+ Plus

Interview Lin Jarvis

Het is bepaald niet de gemakkelijkste job, die van managing director van Yamaha Motor Racing. Zeker aan het eind van het afgelopen seizoen, toen de relatie tussen Valentino Rossi en Jorge Lorenzo bijzonder gecompliceerd werd, was de positie van Lin Jarvis weinig benijdenswaardig. “Mijn taak bij Yamaha is om een winnend team te leiden, niet om een happy family te runnen.”

Voor Lin Jarvis had het niets uitgemaakt wie er wereldkampioen werd – Valentino Rossi of Jorge Lorenzo – zolang het maar één van die twee Yamaha-coureurs was. Tot aan de Grand Prix van Australië liep het opmerkelijk goed. Rossi had het hele seizoen al de leiding in handen gehad, maar Lorenzo kwam hard dichterbij. Dat één van hen wereldkampioen zou worden, was dus wel zeker.
Maar toen barstte de bom, aan de vooravond van de Grand Prix van Maleisië. Valentino Rossi beschuldigde de Spaanse Honda-coureur Marc Marquez ervan dat hij zijn landgenoot Jorge Lorenzo zou ‘helpen’ door Rossi bewust tegen te werken.
“Tot dat moment was de relatie tussen Valentino en Jorge koel maar respectvol,” vertelt Jarvis, in zijn kantoor achterin een van de trailers van het Yamaha MotoGP-team. “Doordat beiden zicht hadden op de wereldtitel, was er wel een zekere spanning, maar dat is normaal. Je teamgenoot is je eerste concurrent en zeker als beide teamgenoten de mogelijke nieuwe wereldkampioen zijn. Maar dat was te controleren. Vanaf Sepang veranderde de dynamiek totaal en dat kwam door de invloed van een derde: Marc Marquez.”

Gegeven lijsten:
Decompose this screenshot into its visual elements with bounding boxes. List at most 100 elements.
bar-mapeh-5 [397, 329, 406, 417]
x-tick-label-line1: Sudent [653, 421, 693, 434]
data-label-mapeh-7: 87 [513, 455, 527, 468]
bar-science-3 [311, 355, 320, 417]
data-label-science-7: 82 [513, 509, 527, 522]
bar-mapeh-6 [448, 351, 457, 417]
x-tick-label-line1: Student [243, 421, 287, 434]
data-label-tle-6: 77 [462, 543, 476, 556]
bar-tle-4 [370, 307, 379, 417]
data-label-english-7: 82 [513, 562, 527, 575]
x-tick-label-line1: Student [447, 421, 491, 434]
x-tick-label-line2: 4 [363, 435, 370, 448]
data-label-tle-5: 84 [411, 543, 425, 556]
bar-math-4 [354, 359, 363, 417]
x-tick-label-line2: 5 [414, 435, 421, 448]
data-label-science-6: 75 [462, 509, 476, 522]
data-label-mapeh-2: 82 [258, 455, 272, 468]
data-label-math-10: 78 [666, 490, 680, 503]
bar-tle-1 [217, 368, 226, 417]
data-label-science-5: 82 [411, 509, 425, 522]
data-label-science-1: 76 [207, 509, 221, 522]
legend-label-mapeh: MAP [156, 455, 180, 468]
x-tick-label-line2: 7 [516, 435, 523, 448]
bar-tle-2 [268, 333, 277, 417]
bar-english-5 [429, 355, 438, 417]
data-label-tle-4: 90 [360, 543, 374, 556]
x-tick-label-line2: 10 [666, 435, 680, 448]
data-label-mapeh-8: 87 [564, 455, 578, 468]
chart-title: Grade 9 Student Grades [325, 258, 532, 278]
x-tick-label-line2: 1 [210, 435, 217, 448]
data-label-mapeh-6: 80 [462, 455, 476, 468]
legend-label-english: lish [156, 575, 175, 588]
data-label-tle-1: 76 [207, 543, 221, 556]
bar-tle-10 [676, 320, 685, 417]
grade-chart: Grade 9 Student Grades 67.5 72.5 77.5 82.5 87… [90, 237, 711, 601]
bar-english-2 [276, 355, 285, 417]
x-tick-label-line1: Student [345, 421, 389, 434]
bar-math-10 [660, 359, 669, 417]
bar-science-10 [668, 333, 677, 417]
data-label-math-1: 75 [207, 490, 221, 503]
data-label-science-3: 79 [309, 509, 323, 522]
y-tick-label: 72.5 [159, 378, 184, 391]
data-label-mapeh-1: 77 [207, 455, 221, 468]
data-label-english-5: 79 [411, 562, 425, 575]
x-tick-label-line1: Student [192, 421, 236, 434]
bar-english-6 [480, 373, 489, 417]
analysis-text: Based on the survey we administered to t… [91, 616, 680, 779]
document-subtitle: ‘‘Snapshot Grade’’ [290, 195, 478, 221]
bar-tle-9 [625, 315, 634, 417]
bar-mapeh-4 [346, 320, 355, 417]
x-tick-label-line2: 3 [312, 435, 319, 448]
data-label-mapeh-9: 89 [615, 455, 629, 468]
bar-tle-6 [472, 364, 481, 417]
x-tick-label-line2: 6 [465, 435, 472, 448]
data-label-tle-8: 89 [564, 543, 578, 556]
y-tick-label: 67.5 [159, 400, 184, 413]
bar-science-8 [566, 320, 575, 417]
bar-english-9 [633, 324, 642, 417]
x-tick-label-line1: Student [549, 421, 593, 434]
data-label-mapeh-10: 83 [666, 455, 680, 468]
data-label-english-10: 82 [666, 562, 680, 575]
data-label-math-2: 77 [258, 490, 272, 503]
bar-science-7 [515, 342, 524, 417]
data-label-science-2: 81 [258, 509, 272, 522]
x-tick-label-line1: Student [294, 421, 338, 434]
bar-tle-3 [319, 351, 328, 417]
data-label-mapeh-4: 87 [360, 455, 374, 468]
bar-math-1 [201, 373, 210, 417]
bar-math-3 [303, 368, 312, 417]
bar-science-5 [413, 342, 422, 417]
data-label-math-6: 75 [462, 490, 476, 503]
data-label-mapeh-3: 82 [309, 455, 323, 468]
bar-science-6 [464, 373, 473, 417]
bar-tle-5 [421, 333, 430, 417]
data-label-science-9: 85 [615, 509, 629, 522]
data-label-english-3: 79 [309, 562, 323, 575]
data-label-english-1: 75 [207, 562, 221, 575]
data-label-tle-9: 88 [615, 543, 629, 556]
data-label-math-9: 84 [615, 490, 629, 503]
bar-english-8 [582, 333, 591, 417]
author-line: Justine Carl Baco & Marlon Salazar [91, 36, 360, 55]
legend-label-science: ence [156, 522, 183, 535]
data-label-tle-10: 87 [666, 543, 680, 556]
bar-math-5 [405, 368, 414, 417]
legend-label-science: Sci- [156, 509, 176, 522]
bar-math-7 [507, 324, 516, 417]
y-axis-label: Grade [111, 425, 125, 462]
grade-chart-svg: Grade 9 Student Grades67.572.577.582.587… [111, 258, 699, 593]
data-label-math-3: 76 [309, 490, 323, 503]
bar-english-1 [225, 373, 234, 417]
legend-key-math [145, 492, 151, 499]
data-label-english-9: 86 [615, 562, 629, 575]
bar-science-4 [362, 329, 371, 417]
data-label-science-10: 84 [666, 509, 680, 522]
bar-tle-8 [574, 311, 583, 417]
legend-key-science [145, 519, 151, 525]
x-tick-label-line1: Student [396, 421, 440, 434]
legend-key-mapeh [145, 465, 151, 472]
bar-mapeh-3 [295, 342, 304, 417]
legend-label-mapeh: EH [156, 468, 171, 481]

Uit te voeren taken:
• 1. Wat is volgens Lin Jarvis in het interview zijn taak bij Yamaha?
• 2. Haal uit het interview met Lin Jarvis de passage van "Voor Lin Jarvis" tot en met "dus wel zeker." letterlijk over.
De lijsten komen uit een andere bron.

Antwoorden:
• 1. Een winnend team leiden, niet een happy family runnen.

• 2.
Voor Lin Jarvis had het niets uitgemaakt wie er wereldkampioen werd – Valentino Rossi of Jorge Lorenzo – zolang het maar één van die twee Yamaha-coureurs was. Tot aan de Grand Prix van Australië liep het opmerkelijk goed. Rossi had het hele seizoen al de leiding in handen gehad, maar Lorenzo kwam hard dichterbij. Dat één van hen wereldkampioen zou worden, was dus wel zeker.